**Problem description**
Update the rows that begin with the one containing "Where are 13" and end with the one containing "I need the location": write them out again with "annotation" replaced by "callout" and everything else left unchanged.

**Data to use**
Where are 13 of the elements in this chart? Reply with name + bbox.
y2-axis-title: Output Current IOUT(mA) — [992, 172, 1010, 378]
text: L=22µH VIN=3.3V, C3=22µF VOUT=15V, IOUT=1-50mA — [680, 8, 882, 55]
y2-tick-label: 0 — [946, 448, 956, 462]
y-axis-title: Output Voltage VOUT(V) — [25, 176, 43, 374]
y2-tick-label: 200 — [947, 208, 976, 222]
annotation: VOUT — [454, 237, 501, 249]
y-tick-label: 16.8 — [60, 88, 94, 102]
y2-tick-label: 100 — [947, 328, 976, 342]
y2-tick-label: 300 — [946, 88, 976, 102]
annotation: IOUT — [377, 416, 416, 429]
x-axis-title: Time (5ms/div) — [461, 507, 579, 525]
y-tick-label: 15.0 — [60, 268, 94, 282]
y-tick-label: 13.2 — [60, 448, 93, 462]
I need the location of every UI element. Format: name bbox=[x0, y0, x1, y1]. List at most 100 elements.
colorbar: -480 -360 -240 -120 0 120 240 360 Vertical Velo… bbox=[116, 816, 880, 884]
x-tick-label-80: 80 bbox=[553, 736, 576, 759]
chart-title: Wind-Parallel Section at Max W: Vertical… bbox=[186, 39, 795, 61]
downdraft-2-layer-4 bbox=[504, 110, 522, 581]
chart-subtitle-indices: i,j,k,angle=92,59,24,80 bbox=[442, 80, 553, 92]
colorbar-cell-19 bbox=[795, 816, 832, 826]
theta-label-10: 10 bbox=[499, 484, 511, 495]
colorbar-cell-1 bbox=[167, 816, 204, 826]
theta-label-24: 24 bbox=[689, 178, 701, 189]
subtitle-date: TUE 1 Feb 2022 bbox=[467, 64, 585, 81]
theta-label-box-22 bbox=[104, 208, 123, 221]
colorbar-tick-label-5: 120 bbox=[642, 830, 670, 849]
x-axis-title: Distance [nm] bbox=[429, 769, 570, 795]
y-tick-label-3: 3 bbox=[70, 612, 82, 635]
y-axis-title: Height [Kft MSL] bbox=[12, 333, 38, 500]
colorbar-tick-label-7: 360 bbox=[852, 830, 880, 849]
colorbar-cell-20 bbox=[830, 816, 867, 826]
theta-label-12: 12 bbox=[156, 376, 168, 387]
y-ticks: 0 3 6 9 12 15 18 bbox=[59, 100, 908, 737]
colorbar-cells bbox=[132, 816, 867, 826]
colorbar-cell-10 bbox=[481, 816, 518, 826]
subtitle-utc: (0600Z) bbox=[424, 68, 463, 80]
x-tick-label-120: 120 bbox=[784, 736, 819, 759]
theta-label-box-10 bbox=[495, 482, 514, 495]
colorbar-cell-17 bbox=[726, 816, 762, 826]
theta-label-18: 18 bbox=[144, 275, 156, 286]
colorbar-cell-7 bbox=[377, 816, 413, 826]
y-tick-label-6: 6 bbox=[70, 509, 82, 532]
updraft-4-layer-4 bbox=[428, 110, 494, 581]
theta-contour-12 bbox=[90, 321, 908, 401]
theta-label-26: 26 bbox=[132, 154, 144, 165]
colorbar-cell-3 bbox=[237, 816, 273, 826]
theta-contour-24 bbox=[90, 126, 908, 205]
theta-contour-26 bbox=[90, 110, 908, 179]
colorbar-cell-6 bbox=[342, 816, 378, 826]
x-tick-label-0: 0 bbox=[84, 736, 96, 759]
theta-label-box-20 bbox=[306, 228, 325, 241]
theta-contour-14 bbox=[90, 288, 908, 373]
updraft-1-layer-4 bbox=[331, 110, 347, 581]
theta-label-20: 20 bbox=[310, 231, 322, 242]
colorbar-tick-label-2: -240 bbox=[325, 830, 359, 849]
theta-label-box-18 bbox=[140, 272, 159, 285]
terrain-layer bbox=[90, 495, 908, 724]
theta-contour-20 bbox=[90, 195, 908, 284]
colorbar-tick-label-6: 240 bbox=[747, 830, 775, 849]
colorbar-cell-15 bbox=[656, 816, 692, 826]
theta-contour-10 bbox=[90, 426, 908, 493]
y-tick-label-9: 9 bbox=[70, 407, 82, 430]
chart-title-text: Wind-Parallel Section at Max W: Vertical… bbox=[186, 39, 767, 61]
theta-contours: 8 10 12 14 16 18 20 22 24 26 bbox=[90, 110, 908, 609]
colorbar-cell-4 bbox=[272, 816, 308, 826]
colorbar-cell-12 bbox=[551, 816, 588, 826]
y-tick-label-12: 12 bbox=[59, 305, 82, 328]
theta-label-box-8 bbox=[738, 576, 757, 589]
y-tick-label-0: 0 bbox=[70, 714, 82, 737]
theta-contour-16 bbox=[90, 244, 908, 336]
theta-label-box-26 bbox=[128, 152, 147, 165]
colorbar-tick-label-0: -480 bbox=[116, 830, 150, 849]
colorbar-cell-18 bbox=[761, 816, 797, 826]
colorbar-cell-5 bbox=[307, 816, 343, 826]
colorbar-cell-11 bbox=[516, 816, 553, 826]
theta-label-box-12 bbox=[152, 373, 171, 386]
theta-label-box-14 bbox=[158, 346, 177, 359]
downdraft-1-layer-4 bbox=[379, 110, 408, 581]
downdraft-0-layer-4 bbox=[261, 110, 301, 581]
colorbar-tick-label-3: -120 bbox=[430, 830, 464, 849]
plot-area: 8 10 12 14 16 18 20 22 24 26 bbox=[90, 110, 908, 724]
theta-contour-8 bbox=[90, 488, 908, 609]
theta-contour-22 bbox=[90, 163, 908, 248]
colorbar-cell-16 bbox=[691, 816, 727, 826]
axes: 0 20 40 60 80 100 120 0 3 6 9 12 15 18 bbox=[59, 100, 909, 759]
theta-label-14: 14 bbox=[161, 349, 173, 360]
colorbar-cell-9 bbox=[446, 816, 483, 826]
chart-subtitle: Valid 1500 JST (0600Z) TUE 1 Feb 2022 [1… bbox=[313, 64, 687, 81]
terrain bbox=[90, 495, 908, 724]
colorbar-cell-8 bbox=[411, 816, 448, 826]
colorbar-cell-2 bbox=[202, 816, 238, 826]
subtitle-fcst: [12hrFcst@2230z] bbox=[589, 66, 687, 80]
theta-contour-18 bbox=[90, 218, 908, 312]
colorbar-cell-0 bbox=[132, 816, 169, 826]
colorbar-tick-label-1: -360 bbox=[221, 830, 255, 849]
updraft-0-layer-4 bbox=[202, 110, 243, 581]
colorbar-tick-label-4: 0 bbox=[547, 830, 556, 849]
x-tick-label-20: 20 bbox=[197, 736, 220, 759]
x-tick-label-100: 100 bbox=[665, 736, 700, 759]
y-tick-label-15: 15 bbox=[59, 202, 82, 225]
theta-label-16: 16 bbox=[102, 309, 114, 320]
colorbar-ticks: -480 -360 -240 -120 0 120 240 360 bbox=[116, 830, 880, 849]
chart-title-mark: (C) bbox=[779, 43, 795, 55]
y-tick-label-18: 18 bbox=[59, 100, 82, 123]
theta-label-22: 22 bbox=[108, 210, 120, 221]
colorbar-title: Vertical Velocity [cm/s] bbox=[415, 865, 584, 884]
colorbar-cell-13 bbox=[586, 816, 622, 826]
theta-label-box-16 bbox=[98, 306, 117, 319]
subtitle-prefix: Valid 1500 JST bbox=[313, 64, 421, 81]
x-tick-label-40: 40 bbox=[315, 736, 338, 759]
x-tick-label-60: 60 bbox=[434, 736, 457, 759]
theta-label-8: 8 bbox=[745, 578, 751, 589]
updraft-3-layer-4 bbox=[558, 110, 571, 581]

--

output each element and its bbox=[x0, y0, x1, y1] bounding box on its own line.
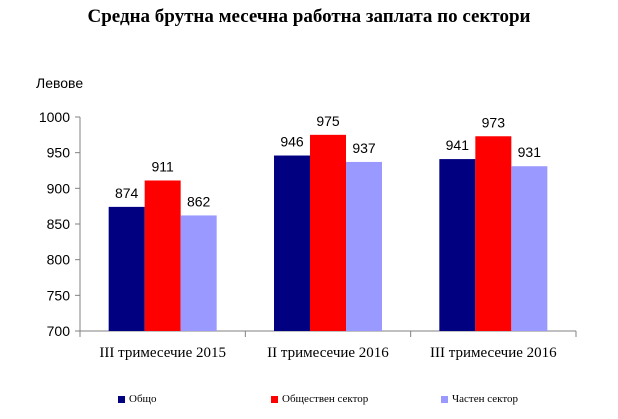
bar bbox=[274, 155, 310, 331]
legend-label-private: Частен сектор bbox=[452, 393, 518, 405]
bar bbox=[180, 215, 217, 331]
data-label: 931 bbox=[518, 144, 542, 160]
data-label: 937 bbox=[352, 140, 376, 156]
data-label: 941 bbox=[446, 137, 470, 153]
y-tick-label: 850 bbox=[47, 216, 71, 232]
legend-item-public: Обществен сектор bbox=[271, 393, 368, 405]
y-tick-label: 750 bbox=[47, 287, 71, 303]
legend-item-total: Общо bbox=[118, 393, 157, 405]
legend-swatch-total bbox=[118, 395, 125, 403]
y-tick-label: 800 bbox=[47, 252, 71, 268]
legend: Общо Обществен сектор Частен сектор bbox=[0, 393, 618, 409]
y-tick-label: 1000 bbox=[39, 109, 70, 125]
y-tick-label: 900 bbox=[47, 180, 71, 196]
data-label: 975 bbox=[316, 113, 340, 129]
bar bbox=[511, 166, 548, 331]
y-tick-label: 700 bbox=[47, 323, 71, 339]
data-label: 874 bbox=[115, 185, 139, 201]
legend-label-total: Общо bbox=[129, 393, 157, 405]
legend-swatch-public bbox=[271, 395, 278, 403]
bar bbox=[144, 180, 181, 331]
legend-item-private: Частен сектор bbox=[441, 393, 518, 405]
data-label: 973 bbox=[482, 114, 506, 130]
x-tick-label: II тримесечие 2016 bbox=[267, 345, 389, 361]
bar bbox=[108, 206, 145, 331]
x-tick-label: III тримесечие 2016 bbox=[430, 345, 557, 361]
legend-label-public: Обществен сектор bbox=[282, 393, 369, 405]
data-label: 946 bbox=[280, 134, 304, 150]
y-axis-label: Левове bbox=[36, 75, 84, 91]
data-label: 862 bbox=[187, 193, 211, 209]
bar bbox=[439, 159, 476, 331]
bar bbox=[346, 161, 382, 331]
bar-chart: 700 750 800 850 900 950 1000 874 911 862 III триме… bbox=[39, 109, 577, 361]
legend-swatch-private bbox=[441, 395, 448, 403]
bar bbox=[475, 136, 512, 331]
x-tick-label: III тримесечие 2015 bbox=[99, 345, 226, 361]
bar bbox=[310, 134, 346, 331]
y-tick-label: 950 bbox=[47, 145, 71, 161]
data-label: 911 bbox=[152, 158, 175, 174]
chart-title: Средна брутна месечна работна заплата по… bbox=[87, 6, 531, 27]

**Output of the exercise**
Where are 13 of the elements in this chart? Reply with name + bbox.
y2-axis-title: Output Current IOUT(mA) — [992, 172, 1010, 378]
text: L=22µH VIN=3.3V, C3=22µF VOUT=15V, IOUT=1-50mA — [680, 8, 882, 55]
y2-tick-label: 0 — [946, 448, 956, 462]
y-axis-title: Output Voltage VOUT(V) — [25, 176, 43, 374]
y2-tick-label: 200 — [947, 208, 976, 222]
callout: VOUT — [454, 237, 501, 249]
y-tick-label: 16.8 — [60, 88, 94, 102]
y2-tick-label: 100 — [947, 328, 976, 342]
y2-tick-label: 300 — [946, 88, 976, 102]
callout: IOUT — [377, 416, 416, 429]
x-axis-title: Time (5ms/div) — [461, 507, 579, 525]
y-tick-label: 15.0 — [60, 268, 94, 282]
y-tick-label: 13.2 — [60, 448, 93, 462]
I need the location of every UI element. Format: name bbox=[x0, y0, x1, y1]. List at most 100 elements.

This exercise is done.